━━ RECORDS SHOWN ━━

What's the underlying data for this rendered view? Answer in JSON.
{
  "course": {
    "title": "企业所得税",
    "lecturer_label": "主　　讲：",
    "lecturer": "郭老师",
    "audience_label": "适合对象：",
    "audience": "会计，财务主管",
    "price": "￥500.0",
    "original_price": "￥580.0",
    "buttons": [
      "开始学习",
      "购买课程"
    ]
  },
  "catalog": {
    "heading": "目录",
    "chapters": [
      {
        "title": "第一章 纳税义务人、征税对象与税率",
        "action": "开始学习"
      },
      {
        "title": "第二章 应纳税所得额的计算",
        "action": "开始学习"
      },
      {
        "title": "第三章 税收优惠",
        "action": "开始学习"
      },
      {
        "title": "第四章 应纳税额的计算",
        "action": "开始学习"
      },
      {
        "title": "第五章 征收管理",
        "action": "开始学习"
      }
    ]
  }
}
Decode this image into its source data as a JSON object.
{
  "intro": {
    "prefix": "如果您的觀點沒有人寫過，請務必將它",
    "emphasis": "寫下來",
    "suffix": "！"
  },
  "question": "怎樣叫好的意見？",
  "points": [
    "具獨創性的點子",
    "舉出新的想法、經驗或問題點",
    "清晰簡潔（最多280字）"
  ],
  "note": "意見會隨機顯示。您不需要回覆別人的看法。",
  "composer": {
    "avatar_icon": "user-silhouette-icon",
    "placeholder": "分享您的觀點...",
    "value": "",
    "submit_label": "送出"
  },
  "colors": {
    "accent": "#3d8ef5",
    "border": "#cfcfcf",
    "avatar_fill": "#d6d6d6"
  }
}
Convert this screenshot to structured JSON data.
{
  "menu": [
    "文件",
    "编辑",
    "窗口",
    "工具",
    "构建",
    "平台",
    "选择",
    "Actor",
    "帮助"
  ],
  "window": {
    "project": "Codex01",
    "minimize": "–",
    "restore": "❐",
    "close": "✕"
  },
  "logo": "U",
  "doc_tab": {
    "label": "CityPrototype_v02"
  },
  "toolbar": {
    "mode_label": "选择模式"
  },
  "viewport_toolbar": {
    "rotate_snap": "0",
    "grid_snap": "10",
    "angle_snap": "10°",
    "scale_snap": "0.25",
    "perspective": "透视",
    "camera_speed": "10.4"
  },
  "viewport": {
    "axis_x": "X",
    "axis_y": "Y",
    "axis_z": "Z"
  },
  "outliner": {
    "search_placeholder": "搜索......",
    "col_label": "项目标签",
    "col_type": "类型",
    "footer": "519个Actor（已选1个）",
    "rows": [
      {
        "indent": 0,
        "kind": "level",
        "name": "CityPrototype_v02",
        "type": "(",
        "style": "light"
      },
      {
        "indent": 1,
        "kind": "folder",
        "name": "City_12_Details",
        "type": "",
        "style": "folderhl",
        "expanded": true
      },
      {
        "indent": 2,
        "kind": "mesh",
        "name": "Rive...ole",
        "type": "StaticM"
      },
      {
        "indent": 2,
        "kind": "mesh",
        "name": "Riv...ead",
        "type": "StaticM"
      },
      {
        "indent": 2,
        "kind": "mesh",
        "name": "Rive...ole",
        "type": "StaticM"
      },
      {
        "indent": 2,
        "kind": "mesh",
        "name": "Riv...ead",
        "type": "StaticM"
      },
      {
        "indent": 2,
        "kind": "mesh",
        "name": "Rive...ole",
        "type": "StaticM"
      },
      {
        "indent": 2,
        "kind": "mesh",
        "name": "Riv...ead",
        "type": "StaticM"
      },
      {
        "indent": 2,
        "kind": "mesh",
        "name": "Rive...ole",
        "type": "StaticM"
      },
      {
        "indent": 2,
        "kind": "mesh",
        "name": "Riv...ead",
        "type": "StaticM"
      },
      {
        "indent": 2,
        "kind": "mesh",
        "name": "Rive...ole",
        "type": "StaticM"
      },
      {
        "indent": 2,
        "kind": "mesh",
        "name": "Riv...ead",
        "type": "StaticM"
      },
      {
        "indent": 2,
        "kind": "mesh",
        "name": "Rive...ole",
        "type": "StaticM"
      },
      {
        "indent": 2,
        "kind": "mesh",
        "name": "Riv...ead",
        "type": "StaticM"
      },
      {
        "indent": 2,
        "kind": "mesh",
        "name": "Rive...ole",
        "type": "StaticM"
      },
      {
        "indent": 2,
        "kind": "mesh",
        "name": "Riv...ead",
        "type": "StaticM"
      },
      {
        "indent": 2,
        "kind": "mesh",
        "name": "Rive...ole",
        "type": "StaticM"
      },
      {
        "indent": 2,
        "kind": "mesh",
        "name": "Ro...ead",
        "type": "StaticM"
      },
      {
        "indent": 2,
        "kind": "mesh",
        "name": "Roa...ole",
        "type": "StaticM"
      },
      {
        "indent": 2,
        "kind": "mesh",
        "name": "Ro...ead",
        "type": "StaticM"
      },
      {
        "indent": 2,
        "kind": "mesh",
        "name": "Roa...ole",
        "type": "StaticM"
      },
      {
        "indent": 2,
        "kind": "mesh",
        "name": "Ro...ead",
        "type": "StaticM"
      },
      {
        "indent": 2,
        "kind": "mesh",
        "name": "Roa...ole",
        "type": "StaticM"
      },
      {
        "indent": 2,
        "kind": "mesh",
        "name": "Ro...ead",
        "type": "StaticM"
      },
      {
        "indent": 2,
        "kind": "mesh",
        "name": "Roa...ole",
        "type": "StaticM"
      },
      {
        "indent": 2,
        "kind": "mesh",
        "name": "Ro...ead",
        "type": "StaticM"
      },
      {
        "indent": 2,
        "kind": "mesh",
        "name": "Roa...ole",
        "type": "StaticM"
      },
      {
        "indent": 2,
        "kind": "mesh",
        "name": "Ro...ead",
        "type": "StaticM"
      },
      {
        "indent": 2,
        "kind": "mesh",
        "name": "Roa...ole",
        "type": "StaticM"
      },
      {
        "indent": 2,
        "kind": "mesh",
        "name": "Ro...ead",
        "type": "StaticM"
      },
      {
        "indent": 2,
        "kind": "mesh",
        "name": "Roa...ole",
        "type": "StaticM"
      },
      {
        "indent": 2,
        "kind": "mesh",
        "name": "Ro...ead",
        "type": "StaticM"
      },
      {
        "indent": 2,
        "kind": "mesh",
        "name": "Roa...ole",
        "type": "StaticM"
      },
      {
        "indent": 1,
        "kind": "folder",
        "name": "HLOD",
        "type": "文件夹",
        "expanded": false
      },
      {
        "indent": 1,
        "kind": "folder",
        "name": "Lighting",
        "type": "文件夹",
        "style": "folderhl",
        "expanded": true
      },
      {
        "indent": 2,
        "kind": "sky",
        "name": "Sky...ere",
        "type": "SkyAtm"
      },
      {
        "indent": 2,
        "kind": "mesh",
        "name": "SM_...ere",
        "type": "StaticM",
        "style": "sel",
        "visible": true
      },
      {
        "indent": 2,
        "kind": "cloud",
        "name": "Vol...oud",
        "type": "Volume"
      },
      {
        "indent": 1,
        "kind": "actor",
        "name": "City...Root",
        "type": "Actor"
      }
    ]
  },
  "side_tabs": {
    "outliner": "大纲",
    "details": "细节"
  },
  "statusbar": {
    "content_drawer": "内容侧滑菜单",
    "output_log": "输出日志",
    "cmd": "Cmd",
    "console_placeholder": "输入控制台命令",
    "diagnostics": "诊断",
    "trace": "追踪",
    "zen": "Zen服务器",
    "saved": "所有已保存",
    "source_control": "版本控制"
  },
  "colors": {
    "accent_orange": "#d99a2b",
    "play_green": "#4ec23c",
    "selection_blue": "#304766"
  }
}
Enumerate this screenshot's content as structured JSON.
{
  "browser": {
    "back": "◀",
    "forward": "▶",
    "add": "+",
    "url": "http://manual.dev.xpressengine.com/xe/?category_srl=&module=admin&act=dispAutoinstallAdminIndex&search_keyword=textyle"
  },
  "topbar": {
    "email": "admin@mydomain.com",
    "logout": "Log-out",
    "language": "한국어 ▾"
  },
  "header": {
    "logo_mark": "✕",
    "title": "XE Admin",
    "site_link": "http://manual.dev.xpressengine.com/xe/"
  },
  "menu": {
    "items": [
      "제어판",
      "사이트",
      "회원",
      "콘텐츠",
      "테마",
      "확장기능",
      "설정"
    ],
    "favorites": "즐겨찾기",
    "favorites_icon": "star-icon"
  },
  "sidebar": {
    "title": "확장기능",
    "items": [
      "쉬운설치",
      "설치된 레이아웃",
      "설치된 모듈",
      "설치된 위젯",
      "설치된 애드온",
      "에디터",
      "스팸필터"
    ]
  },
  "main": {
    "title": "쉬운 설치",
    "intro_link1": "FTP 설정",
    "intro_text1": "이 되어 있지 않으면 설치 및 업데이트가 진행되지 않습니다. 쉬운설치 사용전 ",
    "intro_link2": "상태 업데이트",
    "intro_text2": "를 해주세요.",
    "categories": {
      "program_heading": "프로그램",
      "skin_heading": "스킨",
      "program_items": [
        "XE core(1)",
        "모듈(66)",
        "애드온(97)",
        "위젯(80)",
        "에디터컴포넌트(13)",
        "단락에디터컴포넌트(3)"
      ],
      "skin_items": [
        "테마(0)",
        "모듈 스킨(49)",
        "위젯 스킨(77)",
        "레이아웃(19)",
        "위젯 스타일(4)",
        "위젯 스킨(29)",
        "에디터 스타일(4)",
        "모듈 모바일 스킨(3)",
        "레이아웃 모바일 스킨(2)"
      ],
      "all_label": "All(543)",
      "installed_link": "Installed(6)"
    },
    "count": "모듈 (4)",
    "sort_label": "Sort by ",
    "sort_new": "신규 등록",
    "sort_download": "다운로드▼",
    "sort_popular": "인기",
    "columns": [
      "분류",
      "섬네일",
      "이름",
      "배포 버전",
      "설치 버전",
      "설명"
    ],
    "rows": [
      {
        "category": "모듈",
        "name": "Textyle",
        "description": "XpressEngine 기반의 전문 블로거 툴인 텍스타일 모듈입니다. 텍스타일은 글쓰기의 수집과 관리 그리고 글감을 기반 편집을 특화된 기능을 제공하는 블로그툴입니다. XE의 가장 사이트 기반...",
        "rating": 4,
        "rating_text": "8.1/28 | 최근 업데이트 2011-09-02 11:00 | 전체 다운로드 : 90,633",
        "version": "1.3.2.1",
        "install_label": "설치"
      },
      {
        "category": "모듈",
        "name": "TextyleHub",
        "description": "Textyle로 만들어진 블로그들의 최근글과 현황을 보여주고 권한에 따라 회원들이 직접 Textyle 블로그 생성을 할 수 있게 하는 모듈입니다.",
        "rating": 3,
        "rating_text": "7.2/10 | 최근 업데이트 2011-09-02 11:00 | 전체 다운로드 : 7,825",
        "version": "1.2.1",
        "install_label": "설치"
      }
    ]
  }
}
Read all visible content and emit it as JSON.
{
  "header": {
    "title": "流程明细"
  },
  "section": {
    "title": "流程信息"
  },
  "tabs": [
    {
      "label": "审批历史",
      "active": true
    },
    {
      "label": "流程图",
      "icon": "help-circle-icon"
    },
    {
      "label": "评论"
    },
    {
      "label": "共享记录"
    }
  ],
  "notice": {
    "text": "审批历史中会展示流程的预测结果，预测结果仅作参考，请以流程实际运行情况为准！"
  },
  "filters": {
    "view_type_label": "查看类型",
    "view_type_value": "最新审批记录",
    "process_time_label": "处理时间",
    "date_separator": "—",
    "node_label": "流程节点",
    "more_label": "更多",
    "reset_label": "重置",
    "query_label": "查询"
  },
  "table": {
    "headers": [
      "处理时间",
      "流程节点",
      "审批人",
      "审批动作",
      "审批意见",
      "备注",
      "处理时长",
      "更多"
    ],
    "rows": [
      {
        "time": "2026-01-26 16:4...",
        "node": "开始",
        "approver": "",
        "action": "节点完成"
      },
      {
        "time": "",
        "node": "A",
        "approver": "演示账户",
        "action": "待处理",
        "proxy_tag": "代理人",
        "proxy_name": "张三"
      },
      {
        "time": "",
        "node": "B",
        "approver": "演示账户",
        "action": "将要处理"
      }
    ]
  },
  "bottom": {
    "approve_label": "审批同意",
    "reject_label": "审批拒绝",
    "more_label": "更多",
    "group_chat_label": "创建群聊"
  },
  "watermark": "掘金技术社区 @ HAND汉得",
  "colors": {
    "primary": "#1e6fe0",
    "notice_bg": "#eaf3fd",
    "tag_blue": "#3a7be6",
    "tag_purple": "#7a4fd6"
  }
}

━━━

How many lines of these entries contain the string "description"? Reply with the number alone.

2